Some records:

.....

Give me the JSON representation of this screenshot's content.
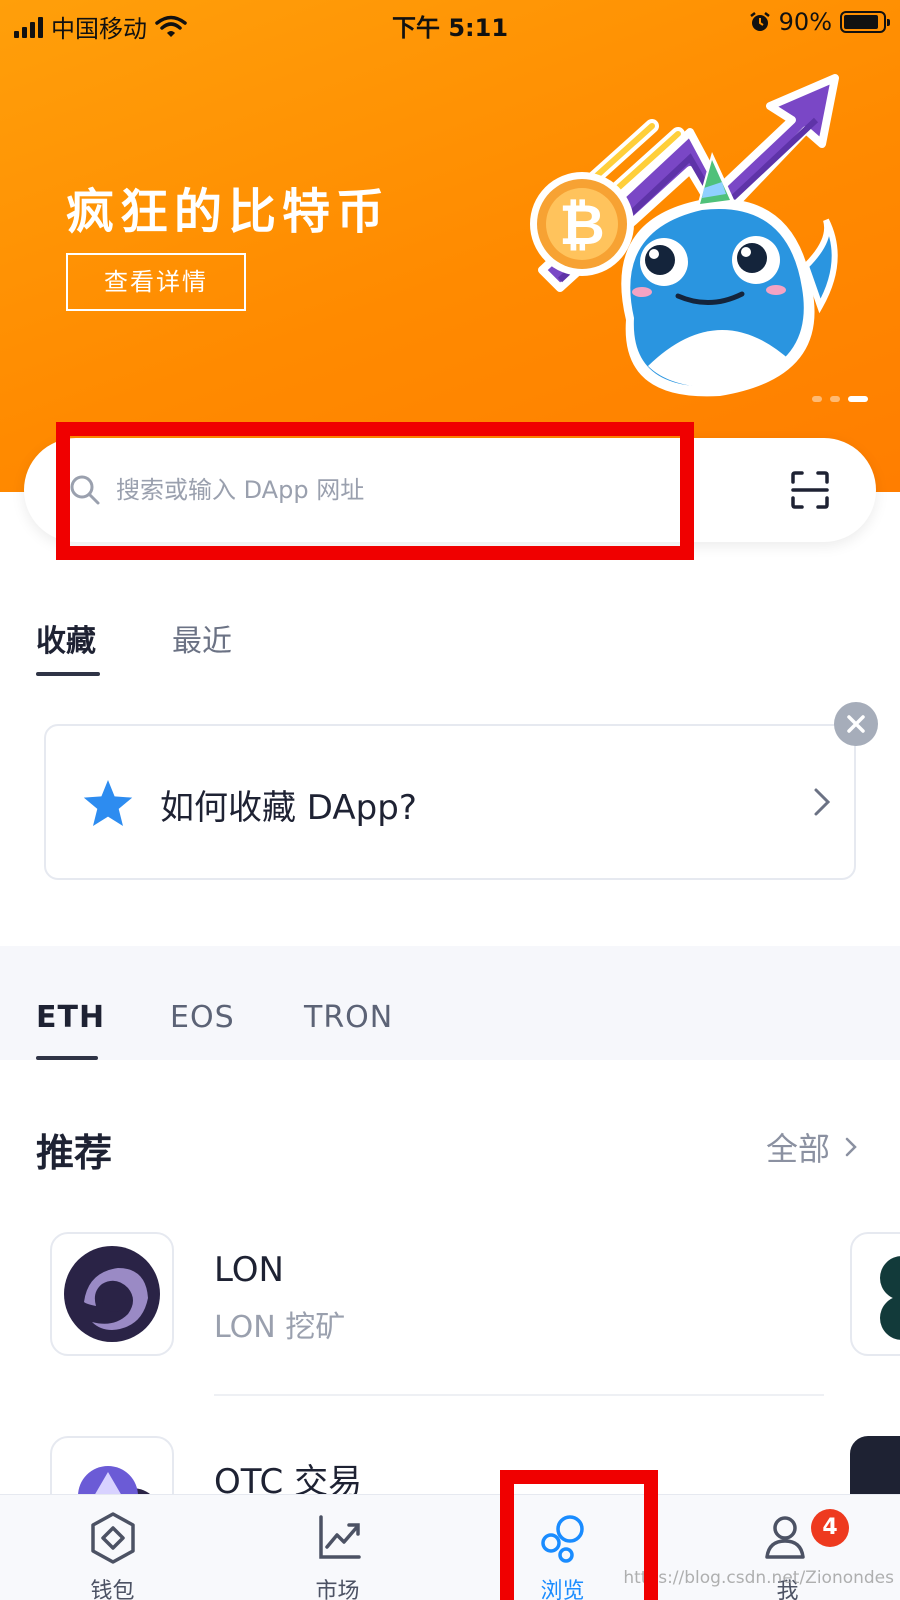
{
  "status_bar": {
    "carrier": "中国移动",
    "time": "下午 5:11",
    "battery": "90%",
    "battery_level": 0.9
  },
  "banner": {
    "title": "疯狂的比特币",
    "button_label": "查看详情",
    "carousel_total": 3,
    "carousel_active": 3
  },
  "search": {
    "placeholder": "搜索或输入 DApp 网址",
    "value": ""
  },
  "favorites_tabs": [
    {
      "label": "收藏",
      "active": true
    },
    {
      "label": "最近",
      "active": false
    }
  ],
  "tip_card": {
    "text": "如何收藏 DApp?"
  },
  "chain_tabs": [
    {
      "label": "ETH",
      "active": true
    },
    {
      "label": "EOS",
      "active": false
    },
    {
      "label": "TRON",
      "active": false
    }
  ],
  "recommended": {
    "title": "推荐",
    "see_all": "全部",
    "items": [
      {
        "name": "LON",
        "subtitle": "LON 挖矿",
        "icon": "lon-logo-icon"
      },
      {
        "name": "OTC 交易",
        "subtitle": "",
        "icon": "ethereum-icon"
      }
    ]
  },
  "bottom_nav": [
    {
      "label": "钱包",
      "icon": "wallet-icon",
      "active": false
    },
    {
      "label": "市场",
      "icon": "market-chart-icon",
      "active": false
    },
    {
      "label": "浏览",
      "icon": "browse-bubbles-icon",
      "active": true
    },
    {
      "label": "我",
      "icon": "profile-icon",
      "active": false,
      "badge": "4"
    }
  ],
  "watermark": "https://blog.csdn.net/Zionondes",
  "colors": {
    "banner_orange": "#ff8a00",
    "accent_blue": "#1a8cff",
    "highlight_red": "#f00000",
    "badge_red": "#ee3a1f"
  }
}
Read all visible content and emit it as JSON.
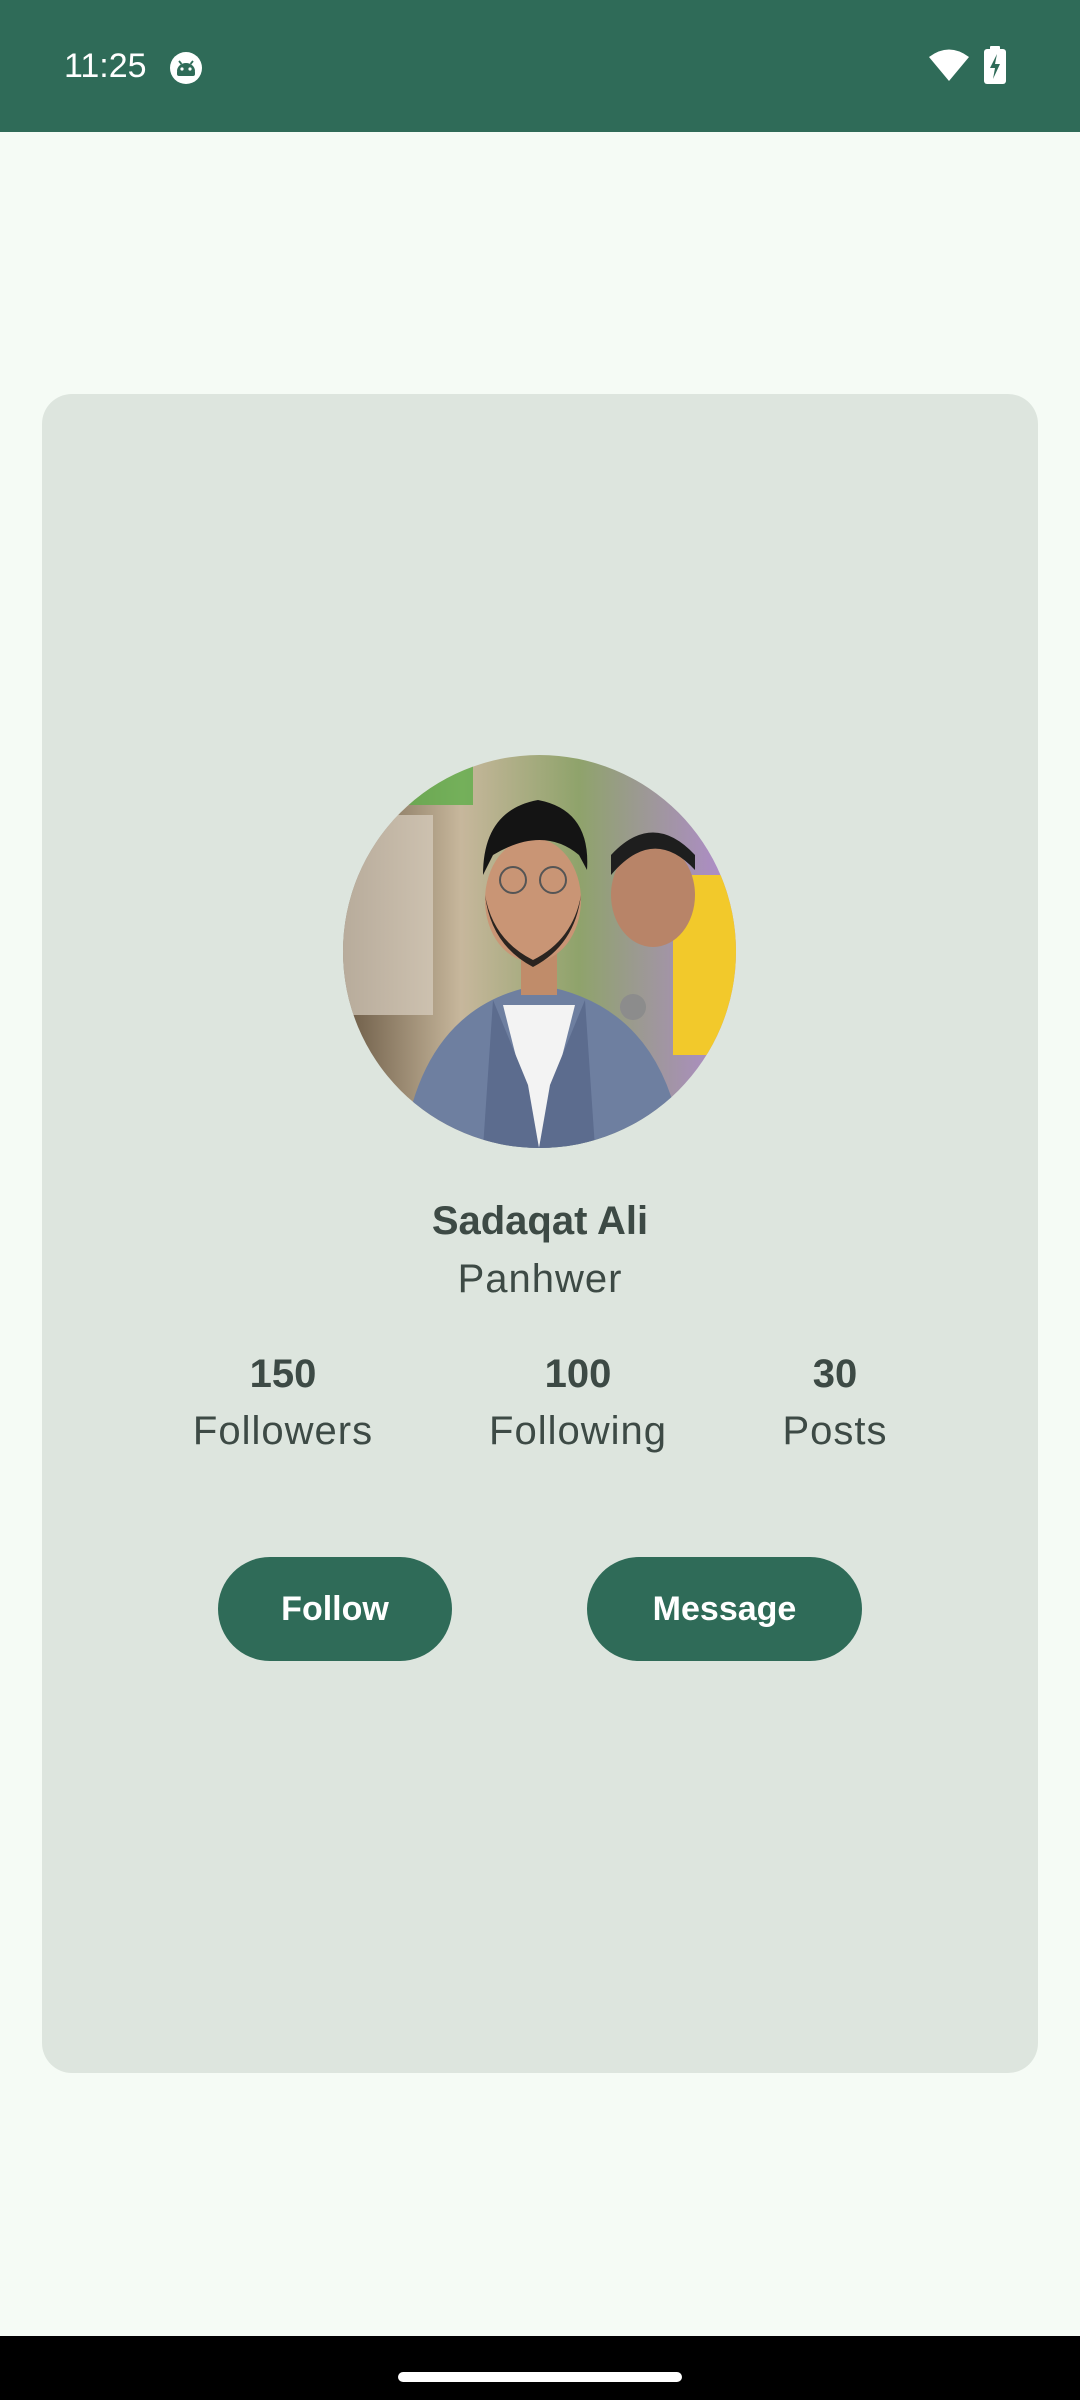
{
  "status_bar": {
    "time": "11:25",
    "app_icon": "android-robot-icon",
    "wifi_icon": "wifi-icon",
    "battery_icon": "battery-charging-icon"
  },
  "profile": {
    "first_name": "Sadaqat Ali",
    "last_name": "Panhwer",
    "avatar_alt": "profile-photo"
  },
  "stats": [
    {
      "value": "150",
      "label": "Followers"
    },
    {
      "value": "100",
      "label": "Following"
    },
    {
      "value": "30",
      "label": "Posts"
    }
  ],
  "actions": {
    "follow_label": "Follow",
    "message_label": "Message"
  },
  "colors": {
    "primary": "#2F6B58",
    "background": "#F5FBF5",
    "card": "#DDE5DE",
    "text": "#3D4A45"
  }
}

.....

Objective
Each line of the data should be quoted exactly, with pictures left out.

Full output
Give me the JSON representation of this screenshot's content.
{
  "status_bar": {
    "carrier": "中国移动",
    "time": "下午 5:11",
    "battery": "90%",
    "battery_level": 0.9
  },
  "banner": {
    "title": "疯狂的比特币",
    "button_label": "查看详情",
    "carousel_total": 3,
    "carousel_active": 3
  },
  "search": {
    "placeholder": "搜索或输入 DApp 网址",
    "value": ""
  },
  "favorites_tabs": [
    {
      "label": "收藏",
      "active": true
    },
    {
      "label": "最近",
      "active": false
    }
  ],
  "tip_card": {
    "text": "如何收藏 DApp?"
  },
  "chain_tabs": [
    {
      "label": "ETH",
      "active": true
    },
    {
      "label": "EOS",
      "active": false
    },
    {
      "label": "TRON",
      "active": false
    }
  ],
  "recommended": {
    "title": "推荐",
    "see_all": "全部",
    "items": [
      {
        "name": "LON",
        "subtitle": "LON 挖矿",
        "icon": "lon-logo-icon"
      },
      {
        "name": "OTC 交易",
        "subtitle": "",
        "icon": "ethereum-icon"
      }
    ]
  },
  "bottom_nav": [
    {
      "label": "钱包",
      "icon": "wallet-icon",
      "active": false
    },
    {
      "label": "市场",
      "icon": "market-chart-icon",
      "active": false
    },
    {
      "label": "浏览",
      "icon": "browse-bubbles-icon",
      "active": true
    },
    {
      "label": "我",
      "icon": "profile-icon",
      "active": false,
      "badge": "4"
    }
  ],
  "watermark": "https://blog.csdn.net/Zionondes",
  "colors": {
    "banner_orange": "#ff8a00",
    "accent_blue": "#1a8cff",
    "highlight_red": "#f00000",
    "badge_red": "#ee3a1f"
  }
}
Read all visible content and emit it as JSON.
{
  "status_bar": {
    "time": "11:25",
    "app_icon": "android-robot-icon",
    "wifi_icon": "wifi-icon",
    "battery_icon": "battery-charging-icon"
  },
  "profile": {
    "first_name": "Sadaqat Ali",
    "last_name": "Panhwer",
    "avatar_alt": "profile-photo"
  },
  "stats": [
    {
      "value": "150",
      "label": "Followers"
    },
    {
      "value": "100",
      "label": "Following"
    },
    {
      "value": "30",
      "label": "Posts"
    }
  ],
  "actions": {
    "follow_label": "Follow",
    "message_label": "Message"
  },
  "colors": {
    "primary": "#2F6B58",
    "background": "#F5FBF5",
    "card": "#DDE5DE",
    "text": "#3D4A45"
  }
}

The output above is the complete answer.